- **Domande sul brano**:
1 - Nel racconto del Rabbi e del nipote, che cosa si può imparare da un treno secondo il Rabbi?
2 - Prosegui il racconto del Rabbi e del nipote dopo la domanda “Da Internet?”.

Non molto tempo fa, un Rabbi se ne stava seduto con il suo giovane nipote. Il tono della loro conversazione era lieve e riguardava molti argomenti.
Quasi come se parlasse da solo, il Rabbi disse:
“Sai, nipote mio, è possibile apprendere delle grandi verità perfino dalle cose inanimate. Ogni cosa può insegnarci qualcosa.”
Interpretando la dichiarazione del Rabbi come una sfida, il giovane chiese:
“Dimmi, nonno, cosa mai potrei imparare da un treno?”
“Che per un solo secondo potresti perdere tutto”.
“E dal telefono?” chiese subito dopo. “Dimmi cosa mai potrei apprendere dal telefono”.
“Che quello che dici può sicuramente essere udito anche in luoghi distanti da te”.
“Dalla televisione?”
“Che la stupidità di qualcuno può catturare l’immaginazione di molti”.
“Dalla pubblicità?”
“Che i sazi possono essere trasformati in affamati con semplici immagini”.
“Da Internet?”

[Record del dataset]
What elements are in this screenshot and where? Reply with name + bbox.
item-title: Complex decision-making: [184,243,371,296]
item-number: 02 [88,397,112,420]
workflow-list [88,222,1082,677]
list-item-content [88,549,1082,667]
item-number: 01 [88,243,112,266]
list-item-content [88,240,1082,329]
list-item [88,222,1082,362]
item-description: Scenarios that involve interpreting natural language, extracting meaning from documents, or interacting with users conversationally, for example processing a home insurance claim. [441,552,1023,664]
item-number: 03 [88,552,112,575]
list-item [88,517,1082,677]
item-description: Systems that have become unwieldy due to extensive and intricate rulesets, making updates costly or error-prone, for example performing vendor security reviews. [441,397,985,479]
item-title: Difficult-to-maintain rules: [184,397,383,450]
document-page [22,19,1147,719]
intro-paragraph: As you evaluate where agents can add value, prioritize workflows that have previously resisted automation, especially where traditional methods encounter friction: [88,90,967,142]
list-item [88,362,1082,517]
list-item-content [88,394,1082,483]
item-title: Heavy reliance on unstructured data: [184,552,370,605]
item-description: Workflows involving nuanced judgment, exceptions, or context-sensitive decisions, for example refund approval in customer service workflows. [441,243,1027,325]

- **Risposte alle domande**:
1 - Che per un solo secondo si potrebbe perdere tutto.

2 -
“Che si può perdere la saggezza in un eccesso di informazione.” [1]
Oggi, il nipote gli chiederebbe:
“Nonno, cosa mai potrei imparare dalla storia di questo virus?”
Probabilmente, il Rabbi gli direbbe di mettersi comodo, prima di iniziare…
“Che sull’altare della paura siamo disposti a sacrificare i nostri ideali e la nostra libertà, in altre parole a venderci l’anima.
“Che senza un intento chiaro e una disciplina di vita, le abitudini del momento possono divorarci trascinandoci in luoghi lontani e indesiderati.
“Che le parole ci affascinano, ci attraggono o ci spaventano molto di più dei fatti concreti.
“Che l’isolamento è una strada che conduce sempre lontano dalla felicità.
“Che le difficoltà inaspettate sono l’unità di misura del proprio livello spirituale.
“Che le conquiste interiori richiedono anni di lavoro, mentre bastano pochi secondi per gettarle tutte al vento.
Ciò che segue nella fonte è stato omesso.